### DATA FOR THE TASK
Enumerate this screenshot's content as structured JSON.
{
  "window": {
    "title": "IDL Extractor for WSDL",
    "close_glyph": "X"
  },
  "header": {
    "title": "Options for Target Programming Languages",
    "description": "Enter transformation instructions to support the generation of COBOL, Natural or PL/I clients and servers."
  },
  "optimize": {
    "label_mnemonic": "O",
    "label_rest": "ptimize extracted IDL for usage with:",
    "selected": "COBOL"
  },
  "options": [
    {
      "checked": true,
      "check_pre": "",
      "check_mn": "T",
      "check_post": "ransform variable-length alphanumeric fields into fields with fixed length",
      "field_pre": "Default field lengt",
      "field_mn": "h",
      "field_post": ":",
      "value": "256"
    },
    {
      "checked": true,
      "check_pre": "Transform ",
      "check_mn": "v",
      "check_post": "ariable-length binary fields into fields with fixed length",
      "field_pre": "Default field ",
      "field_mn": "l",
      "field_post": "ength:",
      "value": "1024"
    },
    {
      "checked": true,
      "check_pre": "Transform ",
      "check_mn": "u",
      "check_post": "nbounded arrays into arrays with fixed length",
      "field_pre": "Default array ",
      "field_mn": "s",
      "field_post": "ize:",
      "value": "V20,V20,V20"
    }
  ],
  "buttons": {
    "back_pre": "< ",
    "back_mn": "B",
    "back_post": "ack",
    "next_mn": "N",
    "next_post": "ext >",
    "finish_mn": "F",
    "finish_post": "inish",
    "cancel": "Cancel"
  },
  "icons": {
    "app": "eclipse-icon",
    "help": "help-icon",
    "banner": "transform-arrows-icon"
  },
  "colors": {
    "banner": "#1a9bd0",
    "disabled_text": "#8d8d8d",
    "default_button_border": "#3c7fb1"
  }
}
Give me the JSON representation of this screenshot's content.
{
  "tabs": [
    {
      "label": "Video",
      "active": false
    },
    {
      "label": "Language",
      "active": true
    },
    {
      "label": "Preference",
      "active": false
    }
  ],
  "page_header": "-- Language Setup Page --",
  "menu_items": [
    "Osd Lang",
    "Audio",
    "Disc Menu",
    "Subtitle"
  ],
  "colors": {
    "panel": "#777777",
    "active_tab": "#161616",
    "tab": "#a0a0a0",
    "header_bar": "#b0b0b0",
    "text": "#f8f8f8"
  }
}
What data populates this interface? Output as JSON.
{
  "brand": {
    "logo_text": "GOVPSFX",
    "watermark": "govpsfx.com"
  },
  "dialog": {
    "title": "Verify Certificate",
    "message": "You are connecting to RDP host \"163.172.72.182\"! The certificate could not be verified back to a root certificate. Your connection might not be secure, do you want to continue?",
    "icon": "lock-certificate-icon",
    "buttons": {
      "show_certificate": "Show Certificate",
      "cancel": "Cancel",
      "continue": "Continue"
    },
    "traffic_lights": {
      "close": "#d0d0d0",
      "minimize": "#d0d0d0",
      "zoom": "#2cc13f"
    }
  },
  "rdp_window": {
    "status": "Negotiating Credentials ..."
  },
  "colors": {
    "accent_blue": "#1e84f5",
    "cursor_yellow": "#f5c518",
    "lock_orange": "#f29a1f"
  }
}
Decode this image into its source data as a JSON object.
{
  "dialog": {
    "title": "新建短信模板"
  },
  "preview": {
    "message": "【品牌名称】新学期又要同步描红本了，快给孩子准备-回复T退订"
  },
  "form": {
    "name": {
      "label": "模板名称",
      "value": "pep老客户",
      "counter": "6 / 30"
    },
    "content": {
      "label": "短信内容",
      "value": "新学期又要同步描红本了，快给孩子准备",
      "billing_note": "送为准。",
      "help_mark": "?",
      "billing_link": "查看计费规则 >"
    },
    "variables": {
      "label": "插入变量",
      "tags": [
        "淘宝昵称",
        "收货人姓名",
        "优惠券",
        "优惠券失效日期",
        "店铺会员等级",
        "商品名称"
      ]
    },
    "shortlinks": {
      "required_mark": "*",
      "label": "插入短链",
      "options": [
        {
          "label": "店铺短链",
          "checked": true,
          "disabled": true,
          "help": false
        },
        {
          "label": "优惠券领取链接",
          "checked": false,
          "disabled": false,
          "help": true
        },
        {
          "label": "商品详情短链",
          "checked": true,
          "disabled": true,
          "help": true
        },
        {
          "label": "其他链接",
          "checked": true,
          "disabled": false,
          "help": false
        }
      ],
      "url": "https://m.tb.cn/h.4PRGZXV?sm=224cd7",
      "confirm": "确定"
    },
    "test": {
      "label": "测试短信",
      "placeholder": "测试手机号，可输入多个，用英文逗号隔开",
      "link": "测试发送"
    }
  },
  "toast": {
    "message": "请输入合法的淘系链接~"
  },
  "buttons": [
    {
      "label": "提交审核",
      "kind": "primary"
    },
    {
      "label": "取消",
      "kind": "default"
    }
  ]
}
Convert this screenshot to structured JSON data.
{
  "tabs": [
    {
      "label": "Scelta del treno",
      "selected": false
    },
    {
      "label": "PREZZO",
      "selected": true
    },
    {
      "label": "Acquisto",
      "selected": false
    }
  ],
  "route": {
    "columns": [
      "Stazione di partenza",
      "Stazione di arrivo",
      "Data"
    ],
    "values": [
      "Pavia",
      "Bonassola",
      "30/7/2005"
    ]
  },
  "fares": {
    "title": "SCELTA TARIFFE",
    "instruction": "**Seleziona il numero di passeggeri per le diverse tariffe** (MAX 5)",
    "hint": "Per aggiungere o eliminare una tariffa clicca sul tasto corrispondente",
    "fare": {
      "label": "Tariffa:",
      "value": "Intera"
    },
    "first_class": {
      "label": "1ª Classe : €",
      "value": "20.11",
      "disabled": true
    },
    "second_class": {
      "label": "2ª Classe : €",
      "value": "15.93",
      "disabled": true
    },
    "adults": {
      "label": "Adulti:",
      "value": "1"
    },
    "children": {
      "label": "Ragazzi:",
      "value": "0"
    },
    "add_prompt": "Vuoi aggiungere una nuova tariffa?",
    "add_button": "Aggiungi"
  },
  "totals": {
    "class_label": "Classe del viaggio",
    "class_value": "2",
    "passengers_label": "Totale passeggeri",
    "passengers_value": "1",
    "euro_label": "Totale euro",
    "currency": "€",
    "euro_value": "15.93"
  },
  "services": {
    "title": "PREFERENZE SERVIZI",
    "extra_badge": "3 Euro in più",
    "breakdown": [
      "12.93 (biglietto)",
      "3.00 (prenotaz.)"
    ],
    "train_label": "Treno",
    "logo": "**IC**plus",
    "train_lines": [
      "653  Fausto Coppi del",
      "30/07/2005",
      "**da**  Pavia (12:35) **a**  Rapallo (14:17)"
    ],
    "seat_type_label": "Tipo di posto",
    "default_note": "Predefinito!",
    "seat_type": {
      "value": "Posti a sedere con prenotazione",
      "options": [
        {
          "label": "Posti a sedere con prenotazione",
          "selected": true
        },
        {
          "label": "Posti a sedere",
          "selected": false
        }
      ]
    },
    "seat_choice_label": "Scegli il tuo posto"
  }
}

### REQUEST
Copy out each line of the records where the string "selected" appears.

### SOLUTION TO THE EXERCISE
    "selected": "COBOL"
      "selected": false
      "selected": true
      "selected": false
          "selected": true
          "selected": false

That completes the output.